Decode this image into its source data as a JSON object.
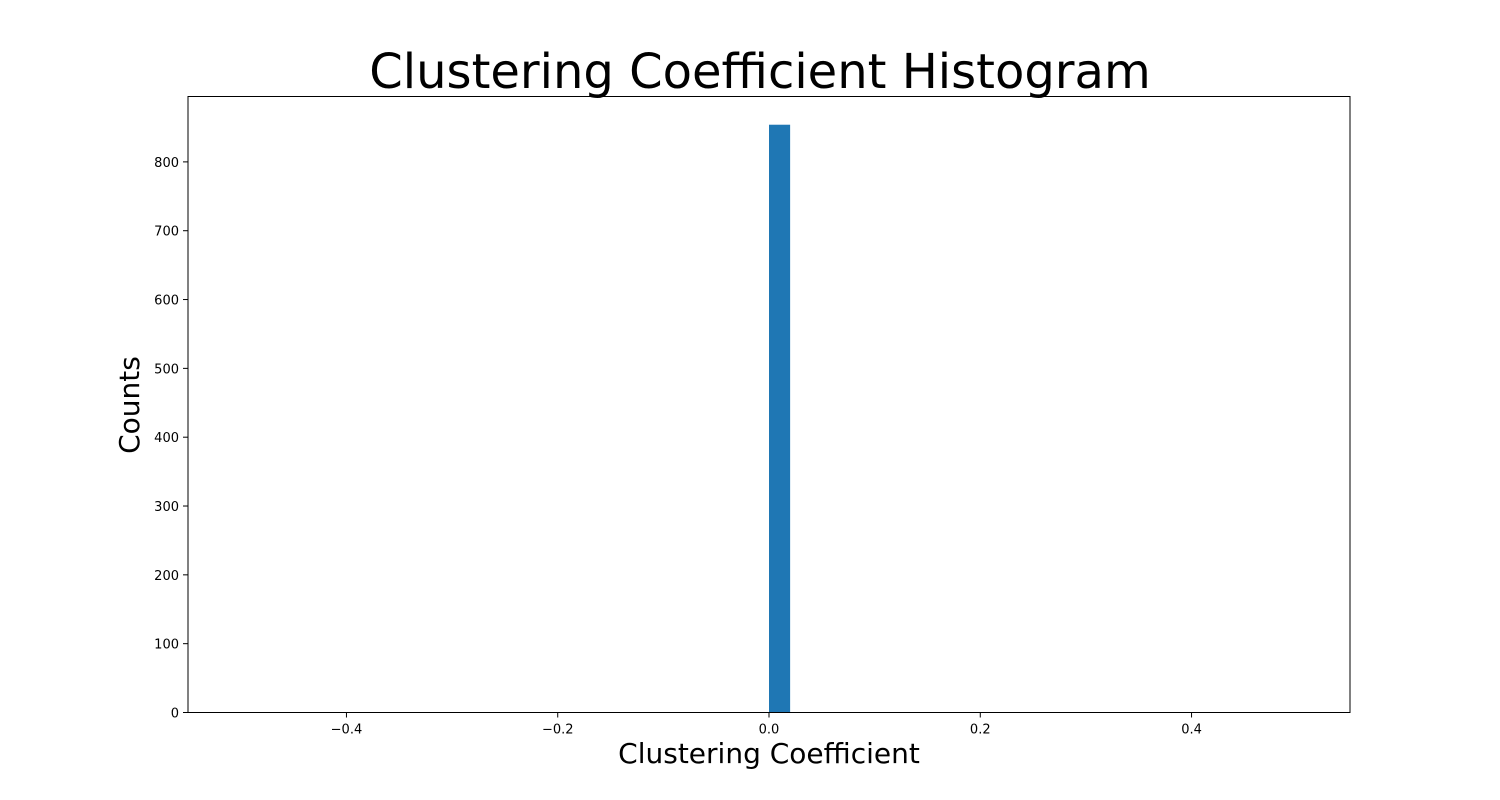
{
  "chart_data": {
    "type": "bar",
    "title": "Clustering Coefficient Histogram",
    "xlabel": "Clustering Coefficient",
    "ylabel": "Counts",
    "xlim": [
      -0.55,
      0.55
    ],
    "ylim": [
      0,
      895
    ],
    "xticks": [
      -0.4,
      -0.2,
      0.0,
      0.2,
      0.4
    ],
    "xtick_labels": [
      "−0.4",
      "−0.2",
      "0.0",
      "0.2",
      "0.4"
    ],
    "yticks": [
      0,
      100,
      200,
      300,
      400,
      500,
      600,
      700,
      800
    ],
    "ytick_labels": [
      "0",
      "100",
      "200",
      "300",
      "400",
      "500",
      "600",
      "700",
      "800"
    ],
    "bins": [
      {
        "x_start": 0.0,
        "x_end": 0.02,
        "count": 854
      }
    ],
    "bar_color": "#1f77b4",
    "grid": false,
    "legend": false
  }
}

+--

◆ What to work on
Each line containing the word "Clustering" counts once; say how many such lines there are, giving only the number.

◆ Solution
2